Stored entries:
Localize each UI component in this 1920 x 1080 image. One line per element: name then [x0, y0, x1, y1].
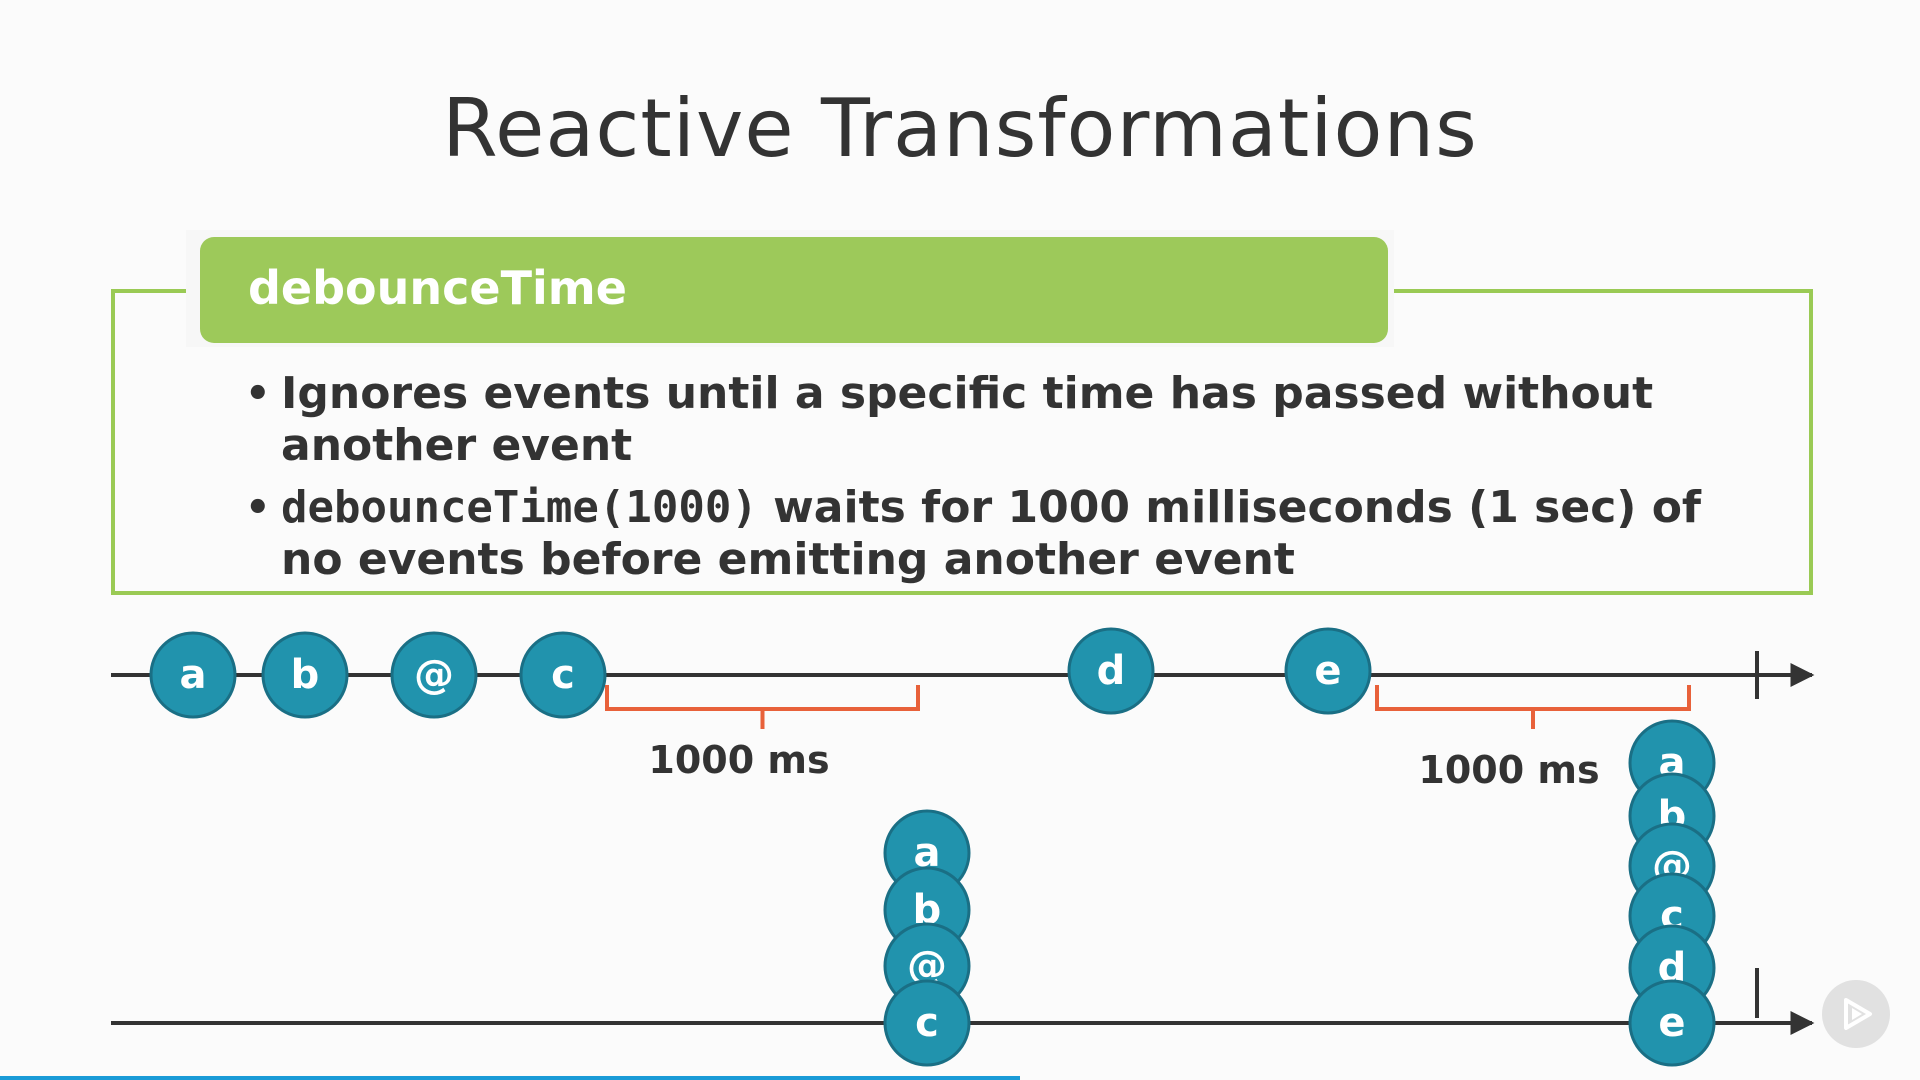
bullet-list: • Ignores events until a specific time h… [245, 368, 1705, 596]
input-marble-label: c [551, 652, 575, 698]
interval-label: 1000 ms [648, 738, 829, 782]
output-marble-label: c [915, 1000, 939, 1046]
interval-bracket [1375, 685, 1691, 711]
slide-title: Reactive Transformations [442, 82, 1478, 175]
playback-progress[interactable] [0, 1076, 1020, 1080]
input-marble [261, 631, 349, 719]
input-marble-label: b [291, 652, 320, 698]
output-marble [883, 979, 971, 1067]
interval-bracket [605, 685, 920, 711]
bullet-text: waits for 1000 milliseconds (1 sec) of n… [281, 482, 1702, 585]
output-marble-label: e [1658, 1000, 1685, 1046]
input-marble [149, 631, 237, 719]
input-marble [390, 631, 478, 719]
bullet-item: • debounceTime(1000) waits for 1000 mill… [245, 482, 1705, 586]
play-button[interactable] [1822, 980, 1890, 1048]
bullet-item: • Ignores events until a specific time h… [245, 368, 1705, 472]
input-marble-label: e [1314, 648, 1341, 694]
bullet-dot: • [245, 485, 271, 531]
play-icon [1844, 998, 1872, 1030]
input-marble-label: a [180, 652, 207, 698]
operator-name: debounceTime [248, 261, 627, 315]
bullet-dot: • [245, 371, 271, 417]
input-marble-label: @ [414, 652, 454, 698]
input-marble-label: d [1097, 648, 1126, 694]
input-marble [1067, 627, 1155, 715]
operator-header: debounceTime [200, 237, 1388, 343]
input-marble [1284, 627, 1372, 715]
bullet-code: debounceTime(1000) [281, 482, 758, 533]
output-marble [1628, 979, 1716, 1067]
bullet-text: Ignores events until a specific time has… [281, 368, 1654, 471]
input-marble [519, 631, 607, 719]
interval-label: 1000 ms [1418, 748, 1599, 792]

*What to produce*
Turn the lines of the material into a numbered list, omitting blank lines and leaving the pictures out of the answer.

*Output of the exercise*
1. Localize each UI component in this 1920 x 1080 image. One line per element: name then [x0, y0, x1, y1].
2. bullet-list: • Ignores events until a specific time h… [245, 368, 1705, 596]
3. input-marble-label: c [551, 652, 575, 698]
4. interval-label: 1000 ms [648, 738, 829, 782]
5. output-marble-label: c [915, 1000, 939, 1046]
6. interval-bracket [1375, 685, 1691, 711]
7. slide-title: Reactive Transformations [442, 82, 1478, 175]
8. playback-progress[interactable] [0, 1076, 1020, 1080]
9. input-marble [261, 631, 349, 719]
10. input-marble-label: b [291, 652, 320, 698]
11. output-marble [883, 979, 971, 1067]
12. interval-bracket [605, 685, 920, 711]
13. bullet-text: waits for 1000 milliseconds (1 sec) of n… [281, 482, 1702, 585]
14. output-marble-label: e [1658, 1000, 1685, 1046]
15. input-marble [149, 631, 237, 719]
16. input-marble [390, 631, 478, 719]
17. bullet-item: • debounceTime(1000) waits for 1000 mill… [245, 482, 1705, 586]
18. play-button[interactable] [1822, 980, 1890, 1048]
19. bullet-item: • Ignores events until a specific time h… [245, 368, 1705, 472]
20. input-marble-label: e [1314, 648, 1341, 694]
21. bullet-dot: • [245, 485, 271, 531]
22. play-icon [1844, 998, 1872, 1030]
23. input-marble-label: a [180, 652, 207, 698]
24. operator-name: debounceTime [248, 261, 627, 315]
25. bullet-dot: • [245, 371, 271, 417]
26. input-marble-label: @ [414, 652, 454, 698]
27. input-marble-label: d [1097, 648, 1126, 694]
28. input-marble [1067, 627, 1155, 715]
29. operator-header: debounceTime [200, 237, 1388, 343]
30. input-marble [1284, 627, 1372, 715]
31. bullet-code: debounceTime(1000) [281, 482, 758, 533]
32. output-marble [1628, 979, 1716, 1067]
33. bullet-text: Ignores events until a specific time has… [281, 368, 1654, 471]
34. input-marble [519, 631, 607, 719]
35. interval-label: 1000 ms [1418, 748, 1599, 792]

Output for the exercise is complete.